[[ STORED DATA, beginning ]]
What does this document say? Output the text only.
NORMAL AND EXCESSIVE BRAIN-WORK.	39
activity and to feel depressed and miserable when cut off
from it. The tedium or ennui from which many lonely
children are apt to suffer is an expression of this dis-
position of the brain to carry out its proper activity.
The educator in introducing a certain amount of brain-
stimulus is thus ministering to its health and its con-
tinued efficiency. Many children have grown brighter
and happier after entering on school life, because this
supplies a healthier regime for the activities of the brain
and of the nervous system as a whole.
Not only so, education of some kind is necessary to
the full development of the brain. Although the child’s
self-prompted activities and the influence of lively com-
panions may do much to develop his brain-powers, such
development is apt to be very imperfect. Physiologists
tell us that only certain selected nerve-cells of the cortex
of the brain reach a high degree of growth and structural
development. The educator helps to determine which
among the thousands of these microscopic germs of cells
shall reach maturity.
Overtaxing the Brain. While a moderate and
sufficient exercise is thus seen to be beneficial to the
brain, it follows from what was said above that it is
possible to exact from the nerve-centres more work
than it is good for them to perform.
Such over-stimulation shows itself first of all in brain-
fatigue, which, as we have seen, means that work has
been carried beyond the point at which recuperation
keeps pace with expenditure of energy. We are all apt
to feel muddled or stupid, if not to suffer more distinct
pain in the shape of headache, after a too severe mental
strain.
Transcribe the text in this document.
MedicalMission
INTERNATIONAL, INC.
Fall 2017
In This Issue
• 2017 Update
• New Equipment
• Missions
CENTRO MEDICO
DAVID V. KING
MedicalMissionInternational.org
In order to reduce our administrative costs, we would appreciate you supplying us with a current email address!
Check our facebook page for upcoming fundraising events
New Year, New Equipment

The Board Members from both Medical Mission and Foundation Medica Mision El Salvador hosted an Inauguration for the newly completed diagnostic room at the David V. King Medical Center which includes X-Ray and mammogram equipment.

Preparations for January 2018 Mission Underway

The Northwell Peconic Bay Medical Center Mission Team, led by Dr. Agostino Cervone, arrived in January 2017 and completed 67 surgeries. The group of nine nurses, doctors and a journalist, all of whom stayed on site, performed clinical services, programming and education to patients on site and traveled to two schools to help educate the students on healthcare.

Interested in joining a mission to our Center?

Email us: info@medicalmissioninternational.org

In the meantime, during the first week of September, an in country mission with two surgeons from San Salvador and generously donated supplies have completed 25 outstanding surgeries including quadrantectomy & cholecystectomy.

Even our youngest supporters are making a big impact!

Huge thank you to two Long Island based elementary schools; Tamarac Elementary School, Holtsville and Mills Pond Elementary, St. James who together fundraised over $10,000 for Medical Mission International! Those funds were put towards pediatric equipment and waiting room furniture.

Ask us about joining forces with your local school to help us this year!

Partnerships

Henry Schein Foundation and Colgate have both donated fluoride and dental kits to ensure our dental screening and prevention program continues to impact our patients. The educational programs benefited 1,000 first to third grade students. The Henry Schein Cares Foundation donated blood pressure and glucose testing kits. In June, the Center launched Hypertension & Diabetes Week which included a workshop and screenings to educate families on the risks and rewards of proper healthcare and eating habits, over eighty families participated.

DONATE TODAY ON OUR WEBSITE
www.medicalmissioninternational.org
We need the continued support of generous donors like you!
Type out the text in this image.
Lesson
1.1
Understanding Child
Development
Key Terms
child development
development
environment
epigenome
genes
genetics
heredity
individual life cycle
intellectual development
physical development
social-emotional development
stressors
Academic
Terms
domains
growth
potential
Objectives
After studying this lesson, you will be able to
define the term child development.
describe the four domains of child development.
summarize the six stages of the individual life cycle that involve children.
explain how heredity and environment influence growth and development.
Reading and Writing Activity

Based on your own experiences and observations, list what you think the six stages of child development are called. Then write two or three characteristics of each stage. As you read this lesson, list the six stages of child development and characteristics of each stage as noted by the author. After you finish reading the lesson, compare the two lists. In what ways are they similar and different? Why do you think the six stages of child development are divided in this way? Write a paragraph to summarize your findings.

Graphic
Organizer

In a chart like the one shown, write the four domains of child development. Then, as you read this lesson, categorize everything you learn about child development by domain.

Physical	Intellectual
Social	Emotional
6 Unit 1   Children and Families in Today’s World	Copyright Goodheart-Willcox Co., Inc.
[[ STORED DATA, end ]]
Each entry needs to be copied out exactly.

**FINISHED TASK**.
What does this document say? Output the text only.
NORMAL AND EXCESSIVE BRAIN-WORK.	39
activity and to feel depressed and miserable when cut off
from it. The tedium or ennui from which many lonely
children are apt to suffer is an expression of this dis-
position of the brain to carry out its proper activity.
The educator in introducing a certain amount of brain-
stimulus is thus ministering to its health and its con-
tinued efficiency. Many children have grown brighter
and happier after entering on school life, because this
supplies a healthier regime for the activities of the brain
and of the nervous system as a whole.
Not only so, education of some kind is necessary to
the full development of the brain. Although the child’s
self-prompted activities and the influence of lively com-
panions may do much to develop his brain-powers, such
development is apt to be very imperfect. Physiologists
tell us that only certain selected nerve-cells of the cortex
of the brain reach a high degree of growth and structural
development. The educator helps to determine which
among the thousands of these microscopic germs of cells
shall reach maturity.
Overtaxing the Brain. While a moderate and
sufficient exercise is thus seen to be beneficial to the
brain, it follows from what was said above that it is
possible to exact from the nerve-centres more work
than it is good for them to perform.
Such over-stimulation shows itself first of all in brain-
fatigue, which, as we have seen, means that work has
been carried beyond the point at which recuperation
keeps pace with expenditure of energy. We are all apt
to feel muddled or stupid, if not to suffer more distinct
pain in the shape of headache, after a too severe mental
strain.
Transcribe the text in this document.
MedicalMission
INTERNATIONAL, INC.
Fall 2017
In This Issue
• 2017 Update
• New Equipment
• Missions
CENTRO MEDICO
DAVID V. KING
MedicalMissionInternational.org
In order to reduce our administrative costs, we would appreciate you supplying us with a current email address!
Check our facebook page for upcoming fundraising events
New Year, New Equipment

The Board Members from both Medical Mission and Foundation Medica Mision El Salvador hosted an Inauguration for the newly completed diagnostic room at the David V. King Medical Center which includes X-Ray and mammogram equipment.

Preparations for January 2018 Mission Underway

The Northwell Peconic Bay Medical Center Mission Team, led by Dr. Agostino Cervone, arrived in January 2017 and completed 67 surgeries. The group of nine nurses, doctors and a journalist, all of whom stayed on site, performed clinical services, programming and education to patients on site and traveled to two schools to help educate the students on healthcare.

Interested in joining a mission to our Center?

Email us: info@medicalmissioninternational.org

In the meantime, during the first week of September, an in country mission with two surgeons from San Salvador and generously donated supplies have completed 25 outstanding surgeries including quadrantectomy & cholecystectomy.

Even our youngest supporters are making a big impact!

Huge thank you to two Long Island based elementary schools; Tamarac Elementary School, Holtsville and Mills Pond Elementary, St. James who together fundraised over $10,000 for Medical Mission International! Those funds were put towards pediatric equipment and waiting room furniture.

Ask us about joining forces with your local school to help us this year!

Partnerships

Henry Schein Foundation and Colgate have both donated fluoride and dental kits to ensure our dental screening and prevention program continues to impact our patients. The educational programs benefited 1,000 first to third grade students. The Henry Schein Cares Foundation donated blood pressure and glucose testing kits. In June, the Center launched Hypertension & Diabetes Week which included a workshop and screenings to educate families on the risks and rewards of proper healthcare and eating habits, over eighty families participated.

DONATE TODAY ON OUR WEBSITE
www.medicalmissioninternational.org
We need the continued support of generous donors like you!
Type out the text in this image.
Lesson
1.1
Understanding Child
Development
Key Terms
child development
development
environment
epigenome
genes
genetics
heredity
individual life cycle
intellectual development
physical development
social-emotional development
stressors
Academic
Terms
domains
growth
potential
Objectives
After studying this lesson, you will be able to
define the term child development.
describe the four domains of child development.
summarize the six stages of the individual life cycle that involve children.
explain how heredity and environment influence growth and development.
Reading and Writing Activity

Based on your own experiences and observations, list what you think the six stages of child development are called. Then write two or three characteristics of each stage. As you read this lesson, list the six stages of child development and characteristics of each stage as noted by the author. After you finish reading the lesson, compare the two lists. In what ways are they similar and different? Why do you think the six stages of child development are divided in this way? Write a paragraph to summarize your findings.

Graphic
Organizer

In a chart like the one shown, write the four domains of child development. Then, as you read this lesson, categorize everything you learn about child development by domain.

Physical	Intellectual
Social	Emotional
6 Unit 1   Children and Families in Today’s World	Copyright Goodheart-Willcox Co., Inc.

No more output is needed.